** RECORDS TO USE **
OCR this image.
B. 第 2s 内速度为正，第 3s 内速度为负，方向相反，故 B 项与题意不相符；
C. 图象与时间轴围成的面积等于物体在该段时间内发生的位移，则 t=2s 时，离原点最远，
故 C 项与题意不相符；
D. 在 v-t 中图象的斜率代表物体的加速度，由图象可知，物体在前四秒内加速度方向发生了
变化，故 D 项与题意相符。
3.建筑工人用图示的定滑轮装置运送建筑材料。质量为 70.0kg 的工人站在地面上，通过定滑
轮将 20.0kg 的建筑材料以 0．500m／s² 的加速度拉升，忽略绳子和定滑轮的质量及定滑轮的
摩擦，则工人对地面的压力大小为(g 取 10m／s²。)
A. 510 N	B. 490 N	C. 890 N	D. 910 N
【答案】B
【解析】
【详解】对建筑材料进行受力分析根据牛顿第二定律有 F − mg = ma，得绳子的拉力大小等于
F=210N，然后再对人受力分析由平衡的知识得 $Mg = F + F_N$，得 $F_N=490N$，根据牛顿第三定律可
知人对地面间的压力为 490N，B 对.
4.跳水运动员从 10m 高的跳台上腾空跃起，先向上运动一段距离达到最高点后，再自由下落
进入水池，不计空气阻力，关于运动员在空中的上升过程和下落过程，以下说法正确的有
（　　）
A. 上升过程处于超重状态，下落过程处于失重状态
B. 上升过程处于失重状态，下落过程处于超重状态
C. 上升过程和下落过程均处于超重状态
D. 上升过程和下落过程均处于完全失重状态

** AIM **
Repeat all entries. Match them exactly.

** RESULT BELOW **
OCR this image.
B. 第 2s 内速度为正，第 3s 内速度为负，方向相反，故 B 项与题意不相符；
C. 图象与时间轴围成的面积等于物体在该段时间内发生的位移，则 t=2s 时，离原点最远，
故 C 项与题意不相符；
D. 在 v-t 中图象的斜率代表物体的加速度，由图象可知，物体在前四秒内加速度方向发生了
变化，故 D 项与题意相符。
3.建筑工人用图示的定滑轮装置运送建筑材料。质量为 70.0kg 的工人站在地面上，通过定滑
轮将 20.0kg 的建筑材料以 0．500m／s² 的加速度拉升，忽略绳子和定滑轮的质量及定滑轮的
摩擦，则工人对地面的压力大小为(g 取 10m／s²。)
A. 510 N	B. 490 N	C. 890 N	D. 910 N
【答案】B
【解析】
【详解】对建筑材料进行受力分析根据牛顿第二定律有 F − mg = ma，得绳子的拉力大小等于
F=210N，然后再对人受力分析由平衡的知识得 $Mg = F + F_N$，得 $F_N=490N$，根据牛顿第三定律可
知人对地面间的压力为 490N，B 对.
4.跳水运动员从 10m 高的跳台上腾空跃起，先向上运动一段距离达到最高点后，再自由下落
进入水池，不计空气阻力，关于运动员在空中的上升过程和下落过程，以下说法正确的有
（　　）
A. 上升过程处于超重状态，下落过程处于失重状态
B. 上升过程处于失重状态，下落过程处于超重状态
C. 上升过程和下落过程均处于超重状态
D. 上升过程和下落过程均处于完全失重状态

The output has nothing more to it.